Records contained in a dataset
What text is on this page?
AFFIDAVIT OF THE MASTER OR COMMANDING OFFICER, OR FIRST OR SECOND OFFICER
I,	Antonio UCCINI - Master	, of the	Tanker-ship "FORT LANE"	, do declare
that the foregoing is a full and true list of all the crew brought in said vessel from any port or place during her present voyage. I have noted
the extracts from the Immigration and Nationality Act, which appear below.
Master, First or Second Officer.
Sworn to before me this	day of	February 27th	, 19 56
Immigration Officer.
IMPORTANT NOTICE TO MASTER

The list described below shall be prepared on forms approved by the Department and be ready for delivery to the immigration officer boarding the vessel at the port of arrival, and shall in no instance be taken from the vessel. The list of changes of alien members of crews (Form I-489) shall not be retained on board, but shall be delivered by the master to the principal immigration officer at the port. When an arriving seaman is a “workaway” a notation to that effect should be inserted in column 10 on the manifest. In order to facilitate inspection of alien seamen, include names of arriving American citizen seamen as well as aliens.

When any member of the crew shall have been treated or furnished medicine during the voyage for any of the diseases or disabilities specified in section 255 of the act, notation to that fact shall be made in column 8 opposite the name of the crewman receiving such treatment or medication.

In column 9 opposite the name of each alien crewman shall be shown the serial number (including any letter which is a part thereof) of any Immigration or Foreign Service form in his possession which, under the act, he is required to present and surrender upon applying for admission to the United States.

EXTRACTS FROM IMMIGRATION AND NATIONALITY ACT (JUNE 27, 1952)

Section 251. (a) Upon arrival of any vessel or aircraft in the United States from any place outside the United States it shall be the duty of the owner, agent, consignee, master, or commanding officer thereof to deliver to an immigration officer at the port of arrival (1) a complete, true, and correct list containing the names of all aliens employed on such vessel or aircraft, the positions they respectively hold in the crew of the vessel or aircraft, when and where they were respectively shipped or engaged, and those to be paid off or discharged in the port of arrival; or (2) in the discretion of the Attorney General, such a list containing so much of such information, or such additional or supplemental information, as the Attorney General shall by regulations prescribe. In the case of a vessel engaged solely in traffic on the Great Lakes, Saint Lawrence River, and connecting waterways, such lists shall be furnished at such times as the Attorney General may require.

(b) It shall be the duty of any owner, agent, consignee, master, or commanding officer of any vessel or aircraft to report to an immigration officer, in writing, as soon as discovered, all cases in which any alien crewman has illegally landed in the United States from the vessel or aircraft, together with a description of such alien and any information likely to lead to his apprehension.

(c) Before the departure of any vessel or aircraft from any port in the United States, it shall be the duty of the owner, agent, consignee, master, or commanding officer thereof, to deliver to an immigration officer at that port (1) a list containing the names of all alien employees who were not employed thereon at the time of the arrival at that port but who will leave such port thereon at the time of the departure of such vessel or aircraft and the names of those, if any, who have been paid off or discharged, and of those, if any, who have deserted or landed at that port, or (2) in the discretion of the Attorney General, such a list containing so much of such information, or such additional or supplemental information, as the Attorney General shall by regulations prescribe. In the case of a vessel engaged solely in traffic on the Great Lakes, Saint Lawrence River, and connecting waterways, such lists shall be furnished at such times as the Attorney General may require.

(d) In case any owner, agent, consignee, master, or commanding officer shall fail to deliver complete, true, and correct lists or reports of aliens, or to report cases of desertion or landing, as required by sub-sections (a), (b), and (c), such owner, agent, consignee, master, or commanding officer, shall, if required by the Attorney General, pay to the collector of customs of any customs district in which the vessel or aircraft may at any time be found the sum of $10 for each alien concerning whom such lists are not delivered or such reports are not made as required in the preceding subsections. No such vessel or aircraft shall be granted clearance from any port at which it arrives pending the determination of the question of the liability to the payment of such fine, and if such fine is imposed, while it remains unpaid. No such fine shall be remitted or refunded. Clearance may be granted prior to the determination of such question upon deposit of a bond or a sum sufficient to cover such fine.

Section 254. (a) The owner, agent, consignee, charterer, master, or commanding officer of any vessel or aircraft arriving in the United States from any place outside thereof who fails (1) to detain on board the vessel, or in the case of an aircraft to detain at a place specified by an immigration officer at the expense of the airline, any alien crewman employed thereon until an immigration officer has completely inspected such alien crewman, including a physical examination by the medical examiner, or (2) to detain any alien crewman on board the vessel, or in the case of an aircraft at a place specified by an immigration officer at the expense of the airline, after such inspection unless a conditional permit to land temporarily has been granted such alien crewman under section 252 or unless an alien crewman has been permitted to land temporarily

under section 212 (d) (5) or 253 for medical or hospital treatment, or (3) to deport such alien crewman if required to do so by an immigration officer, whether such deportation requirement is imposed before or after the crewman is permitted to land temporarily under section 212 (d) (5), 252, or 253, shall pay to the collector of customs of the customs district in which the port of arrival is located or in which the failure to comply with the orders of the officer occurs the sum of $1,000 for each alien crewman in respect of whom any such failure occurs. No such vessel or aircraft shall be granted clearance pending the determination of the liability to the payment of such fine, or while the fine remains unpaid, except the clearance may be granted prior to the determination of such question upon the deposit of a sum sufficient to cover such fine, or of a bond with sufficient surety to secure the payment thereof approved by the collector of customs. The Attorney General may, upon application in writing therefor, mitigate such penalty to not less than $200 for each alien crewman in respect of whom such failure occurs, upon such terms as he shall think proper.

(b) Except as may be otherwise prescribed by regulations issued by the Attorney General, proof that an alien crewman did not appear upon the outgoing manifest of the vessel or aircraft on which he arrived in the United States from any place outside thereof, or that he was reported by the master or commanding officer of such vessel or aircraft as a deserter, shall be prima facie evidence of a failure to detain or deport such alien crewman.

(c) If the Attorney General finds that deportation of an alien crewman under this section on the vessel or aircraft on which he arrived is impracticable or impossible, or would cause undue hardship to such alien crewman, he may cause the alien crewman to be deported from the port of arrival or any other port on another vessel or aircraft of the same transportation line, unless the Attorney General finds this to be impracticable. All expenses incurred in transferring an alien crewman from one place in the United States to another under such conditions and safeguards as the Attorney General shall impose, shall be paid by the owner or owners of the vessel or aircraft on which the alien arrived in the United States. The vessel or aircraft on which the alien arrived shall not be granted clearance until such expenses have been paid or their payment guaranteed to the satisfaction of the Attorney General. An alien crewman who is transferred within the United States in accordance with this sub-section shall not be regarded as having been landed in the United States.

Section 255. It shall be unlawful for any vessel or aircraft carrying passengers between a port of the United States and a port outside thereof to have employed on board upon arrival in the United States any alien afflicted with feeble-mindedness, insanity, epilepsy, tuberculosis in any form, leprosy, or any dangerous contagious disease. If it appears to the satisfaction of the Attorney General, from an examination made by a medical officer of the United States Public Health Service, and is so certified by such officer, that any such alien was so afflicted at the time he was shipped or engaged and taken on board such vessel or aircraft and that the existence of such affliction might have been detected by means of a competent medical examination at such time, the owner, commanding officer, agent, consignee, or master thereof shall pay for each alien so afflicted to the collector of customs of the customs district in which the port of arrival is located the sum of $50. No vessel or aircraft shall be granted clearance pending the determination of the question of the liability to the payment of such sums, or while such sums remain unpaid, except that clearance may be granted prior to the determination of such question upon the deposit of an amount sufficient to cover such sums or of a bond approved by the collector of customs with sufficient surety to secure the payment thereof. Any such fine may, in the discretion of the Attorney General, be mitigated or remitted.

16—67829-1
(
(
...
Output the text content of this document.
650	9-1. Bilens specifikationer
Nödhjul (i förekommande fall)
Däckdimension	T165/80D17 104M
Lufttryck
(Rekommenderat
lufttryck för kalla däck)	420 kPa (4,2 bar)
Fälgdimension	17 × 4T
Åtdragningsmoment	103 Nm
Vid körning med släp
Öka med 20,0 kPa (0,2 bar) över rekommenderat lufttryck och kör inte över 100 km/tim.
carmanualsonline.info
--
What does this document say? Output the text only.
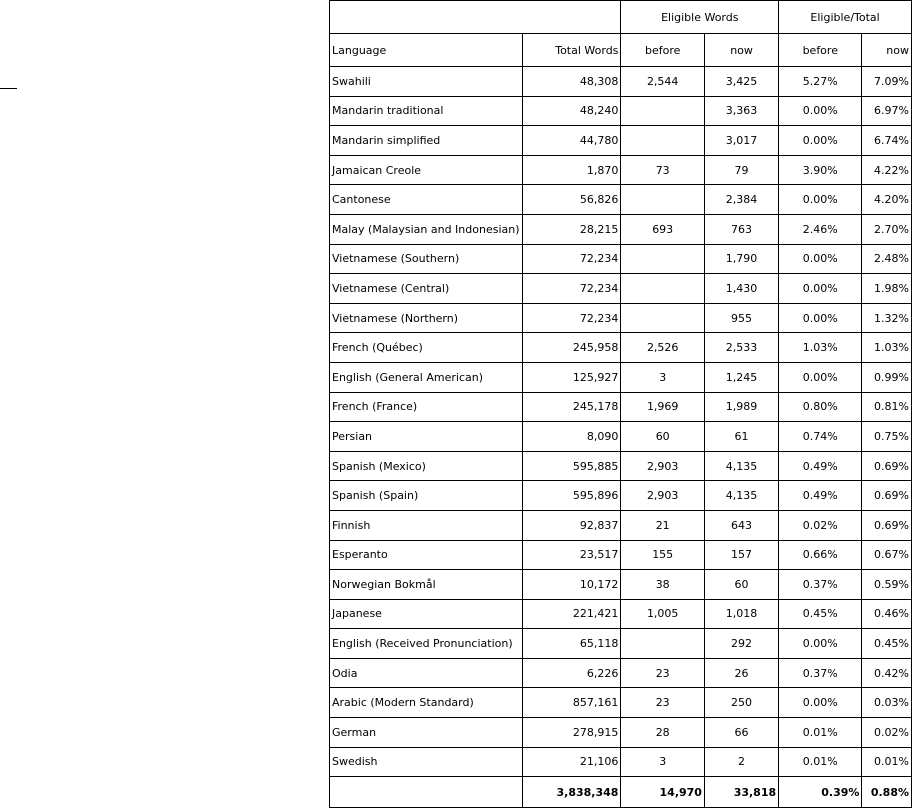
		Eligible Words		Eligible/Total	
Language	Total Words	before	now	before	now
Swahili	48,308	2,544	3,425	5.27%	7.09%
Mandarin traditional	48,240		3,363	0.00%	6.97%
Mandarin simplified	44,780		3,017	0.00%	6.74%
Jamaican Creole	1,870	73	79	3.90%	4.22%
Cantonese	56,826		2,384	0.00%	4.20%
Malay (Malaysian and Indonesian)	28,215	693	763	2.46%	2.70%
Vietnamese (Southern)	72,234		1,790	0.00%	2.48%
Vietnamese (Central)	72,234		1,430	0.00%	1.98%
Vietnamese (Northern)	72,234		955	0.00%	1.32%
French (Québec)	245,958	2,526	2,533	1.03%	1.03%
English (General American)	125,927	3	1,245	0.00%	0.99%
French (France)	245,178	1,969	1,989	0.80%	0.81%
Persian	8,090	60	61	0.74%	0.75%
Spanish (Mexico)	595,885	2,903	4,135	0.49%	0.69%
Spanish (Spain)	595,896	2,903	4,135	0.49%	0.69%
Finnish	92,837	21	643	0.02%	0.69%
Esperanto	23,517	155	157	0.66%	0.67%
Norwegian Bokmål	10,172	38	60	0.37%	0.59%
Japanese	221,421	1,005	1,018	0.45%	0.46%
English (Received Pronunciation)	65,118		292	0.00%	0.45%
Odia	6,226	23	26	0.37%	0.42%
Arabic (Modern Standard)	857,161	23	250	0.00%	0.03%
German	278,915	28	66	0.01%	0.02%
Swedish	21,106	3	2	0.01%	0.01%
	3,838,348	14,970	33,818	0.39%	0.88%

> _Exercise details_:
How many lines of the listing include the string "below"? Answer with the number alone.

> _Correct result_:
2